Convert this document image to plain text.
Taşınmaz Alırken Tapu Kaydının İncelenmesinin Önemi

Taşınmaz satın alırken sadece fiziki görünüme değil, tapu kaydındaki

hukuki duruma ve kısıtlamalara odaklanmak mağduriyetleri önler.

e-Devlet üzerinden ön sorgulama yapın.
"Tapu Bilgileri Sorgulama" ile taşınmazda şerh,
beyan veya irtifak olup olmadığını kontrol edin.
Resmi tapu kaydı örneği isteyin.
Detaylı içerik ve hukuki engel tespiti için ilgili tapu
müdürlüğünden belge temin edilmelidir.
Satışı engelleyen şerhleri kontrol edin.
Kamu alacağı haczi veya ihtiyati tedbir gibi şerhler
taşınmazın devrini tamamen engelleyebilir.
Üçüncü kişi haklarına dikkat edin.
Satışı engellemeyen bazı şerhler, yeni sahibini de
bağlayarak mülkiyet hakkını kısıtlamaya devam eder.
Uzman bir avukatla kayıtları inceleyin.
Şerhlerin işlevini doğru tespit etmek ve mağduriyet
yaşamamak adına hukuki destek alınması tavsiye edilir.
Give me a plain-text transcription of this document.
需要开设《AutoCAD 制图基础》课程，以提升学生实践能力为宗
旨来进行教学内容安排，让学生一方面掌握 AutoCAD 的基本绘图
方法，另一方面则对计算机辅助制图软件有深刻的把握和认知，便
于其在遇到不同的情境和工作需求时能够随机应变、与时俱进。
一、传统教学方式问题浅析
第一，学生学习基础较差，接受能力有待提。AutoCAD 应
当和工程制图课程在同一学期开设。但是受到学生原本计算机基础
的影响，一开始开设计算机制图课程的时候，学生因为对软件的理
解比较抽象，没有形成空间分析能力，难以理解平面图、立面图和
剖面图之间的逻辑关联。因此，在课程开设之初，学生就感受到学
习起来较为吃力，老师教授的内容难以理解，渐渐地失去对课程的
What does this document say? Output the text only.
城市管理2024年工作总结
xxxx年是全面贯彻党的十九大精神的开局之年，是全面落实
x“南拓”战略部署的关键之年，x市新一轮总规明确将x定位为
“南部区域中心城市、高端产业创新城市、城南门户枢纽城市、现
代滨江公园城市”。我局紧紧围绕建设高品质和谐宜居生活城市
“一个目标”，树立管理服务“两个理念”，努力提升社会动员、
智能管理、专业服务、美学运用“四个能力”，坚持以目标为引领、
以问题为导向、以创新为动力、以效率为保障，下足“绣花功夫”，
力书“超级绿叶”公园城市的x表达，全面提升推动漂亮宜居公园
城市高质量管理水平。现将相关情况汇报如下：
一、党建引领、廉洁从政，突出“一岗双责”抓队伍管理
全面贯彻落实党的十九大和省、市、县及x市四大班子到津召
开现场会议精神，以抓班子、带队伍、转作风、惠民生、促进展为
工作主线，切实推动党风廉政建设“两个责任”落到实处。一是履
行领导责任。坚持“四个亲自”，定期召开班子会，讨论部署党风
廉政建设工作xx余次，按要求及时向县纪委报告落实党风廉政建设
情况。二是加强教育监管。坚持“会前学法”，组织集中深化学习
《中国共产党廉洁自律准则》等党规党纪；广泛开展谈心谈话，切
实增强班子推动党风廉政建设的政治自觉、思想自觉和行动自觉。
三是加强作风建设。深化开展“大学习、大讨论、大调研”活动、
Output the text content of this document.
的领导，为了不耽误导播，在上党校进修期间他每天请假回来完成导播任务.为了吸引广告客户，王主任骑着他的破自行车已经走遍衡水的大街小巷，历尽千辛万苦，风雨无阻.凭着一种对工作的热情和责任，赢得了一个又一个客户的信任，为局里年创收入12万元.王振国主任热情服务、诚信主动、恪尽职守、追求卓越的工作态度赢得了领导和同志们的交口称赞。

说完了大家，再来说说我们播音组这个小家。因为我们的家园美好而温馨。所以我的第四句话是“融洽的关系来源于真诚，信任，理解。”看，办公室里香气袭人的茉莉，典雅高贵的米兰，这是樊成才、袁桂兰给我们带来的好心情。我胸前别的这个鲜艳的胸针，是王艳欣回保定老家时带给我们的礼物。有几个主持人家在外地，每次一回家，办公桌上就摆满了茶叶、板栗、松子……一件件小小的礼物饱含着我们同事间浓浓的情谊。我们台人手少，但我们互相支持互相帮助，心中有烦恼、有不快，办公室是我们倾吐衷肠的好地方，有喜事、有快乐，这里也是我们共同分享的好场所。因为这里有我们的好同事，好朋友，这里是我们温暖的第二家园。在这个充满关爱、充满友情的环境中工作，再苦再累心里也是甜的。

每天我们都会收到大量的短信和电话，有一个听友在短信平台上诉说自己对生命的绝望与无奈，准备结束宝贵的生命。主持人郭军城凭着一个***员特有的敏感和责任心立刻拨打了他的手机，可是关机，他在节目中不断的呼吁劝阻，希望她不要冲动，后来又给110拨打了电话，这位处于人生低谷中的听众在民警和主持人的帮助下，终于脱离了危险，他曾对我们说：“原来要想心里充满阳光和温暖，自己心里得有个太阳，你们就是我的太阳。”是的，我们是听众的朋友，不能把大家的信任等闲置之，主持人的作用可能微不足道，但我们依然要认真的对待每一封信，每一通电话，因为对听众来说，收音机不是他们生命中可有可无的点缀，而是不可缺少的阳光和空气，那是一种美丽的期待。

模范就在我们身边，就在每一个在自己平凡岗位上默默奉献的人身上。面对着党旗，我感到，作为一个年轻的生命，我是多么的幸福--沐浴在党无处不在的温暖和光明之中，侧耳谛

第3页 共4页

# [Task details]
Give the complete listing a second time, exactly as it reads.

# [Reply]
Convert this document image to plain text.
Taşınmaz Alırken Tapu Kaydının İncelenmesinin Önemi

Taşınmaz satın alırken sadece fiziki görünüme değil, tapu kaydındaki

hukuki duruma ve kısıtlamalara odaklanmak mağduriyetleri önler.

e-Devlet üzerinden ön sorgulama yapın.
"Tapu Bilgileri Sorgulama" ile taşınmazda şerh,
beyan veya irtifak olup olmadığını kontrol edin.
Resmi tapu kaydı örneği isteyin.
Detaylı içerik ve hukuki engel tespiti için ilgili tapu
müdürlüğünden belge temin edilmelidir.
Satışı engelleyen şerhleri kontrol edin.
Kamu alacağı haczi veya ihtiyati tedbir gibi şerhler
taşınmazın devrini tamamen engelleyebilir.
Üçüncü kişi haklarına dikkat edin.
Satışı engellemeyen bazı şerhler, yeni sahibini de
bağlayarak mülkiyet hakkını kısıtlamaya devam eder.
Uzman bir avukatla kayıtları inceleyin.
Şerhlerin işlevini doğru tespit etmek ve mağduriyet
yaşamamak adına hukuki destek alınması tavsiye edilir.
Give me a plain-text transcription of this document.
需要开设《AutoCAD 制图基础》课程，以提升学生实践能力为宗
旨来进行教学内容安排，让学生一方面掌握 AutoCAD 的基本绘图
方法，另一方面则对计算机辅助制图软件有深刻的把握和认知，便
于其在遇到不同的情境和工作需求时能够随机应变、与时俱进。
一、传统教学方式问题浅析
第一，学生学习基础较差，接受能力有待提。AutoCAD 应
当和工程制图课程在同一学期开设。但是受到学生原本计算机基础
的影响，一开始开设计算机制图课程的时候，学生因为对软件的理
解比较抽象，没有形成空间分析能力，难以理解平面图、立面图和
剖面图之间的逻辑关联。因此，在课程开设之初，学生就感受到学
习起来较为吃力，老师教授的内容难以理解，渐渐地失去对课程的
What does this document say? Output the text only.
城市管理2024年工作总结
xxxx年是全面贯彻党的十九大精神的开局之年，是全面落实
x“南拓”战略部署的关键之年，x市新一轮总规明确将x定位为
“南部区域中心城市、高端产业创新城市、城南门户枢纽城市、现
代滨江公园城市”。我局紧紧围绕建设高品质和谐宜居生活城市
“一个目标”，树立管理服务“两个理念”，努力提升社会动员、
智能管理、专业服务、美学运用“四个能力”，坚持以目标为引领、
以问题为导向、以创新为动力、以效率为保障，下足“绣花功夫”，
力书“超级绿叶”公园城市的x表达，全面提升推动漂亮宜居公园
城市高质量管理水平。现将相关情况汇报如下：
一、党建引领、廉洁从政，突出“一岗双责”抓队伍管理
全面贯彻落实党的十九大和省、市、县及x市四大班子到津召
开现场会议精神，以抓班子、带队伍、转作风、惠民生、促进展为
工作主线，切实推动党风廉政建设“两个责任”落到实处。一是履
行领导责任。坚持“四个亲自”，定期召开班子会，讨论部署党风
廉政建设工作xx余次，按要求及时向县纪委报告落实党风廉政建设
情况。二是加强教育监管。坚持“会前学法”，组织集中深化学习
《中国共产党廉洁自律准则》等党规党纪；广泛开展谈心谈话，切
实增强班子推动党风廉政建设的政治自觉、思想自觉和行动自觉。
三是加强作风建设。深化开展“大学习、大讨论、大调研”活动、
Output the text content of this document.
的领导，为了不耽误导播，在上党校进修期间他每天请假回来完成导播任务.为了吸引广告客户，王主任骑着他的破自行车已经走遍衡水的大街小巷，历尽千辛万苦，风雨无阻.凭着一种对工作的热情和责任，赢得了一个又一个客户的信任，为局里年创收入12万元.王振国主任热情服务、诚信主动、恪尽职守、追求卓越的工作态度赢得了领导和同志们的交口称赞。

说完了大家，再来说说我们播音组这个小家。因为我们的家园美好而温馨。所以我的第四句话是“融洽的关系来源于真诚，信任，理解。”看，办公室里香气袭人的茉莉，典雅高贵的米兰，这是樊成才、袁桂兰给我们带来的好心情。我胸前别的这个鲜艳的胸针，是王艳欣回保定老家时带给我们的礼物。有几个主持人家在外地，每次一回家，办公桌上就摆满了茶叶、板栗、松子……一件件小小的礼物饱含着我们同事间浓浓的情谊。我们台人手少，但我们互相支持互相帮助，心中有烦恼、有不快，办公室是我们倾吐衷肠的好地方，有喜事、有快乐，这里也是我们共同分享的好场所。因为这里有我们的好同事，好朋友，这里是我们温暖的第二家园。在这个充满关爱、充满友情的环境中工作，再苦再累心里也是甜的。

每天我们都会收到大量的短信和电话，有一个听友在短信平台上诉说自己对生命的绝望与无奈，准备结束宝贵的生命。主持人郭军城凭着一个***员特有的敏感和责任心立刻拨打了他的手机，可是关机，他在节目中不断的呼吁劝阻，希望她不要冲动，后来又给110拨打了电话，这位处于人生低谷中的听众在民警和主持人的帮助下，终于脱离了危险，他曾对我们说：“原来要想心里充满阳光和温暖，自己心里得有个太阳，你们就是我的太阳。”是的，我们是听众的朋友，不能把大家的信任等闲置之，主持人的作用可能微不足道，但我们依然要认真的对待每一封信，每一通电话，因为对听众来说，收音机不是他们生命中可有可无的点缀，而是不可缺少的阳光和空气，那是一种美丽的期待。

模范就在我们身边，就在每一个在自己平凡岗位上默默奉献的人身上。面对着党旗，我感到，作为一个年轻的生命，我是多么的幸福--沐浴在党无处不在的温暖和光明之中，侧耳谛

第3页 共4页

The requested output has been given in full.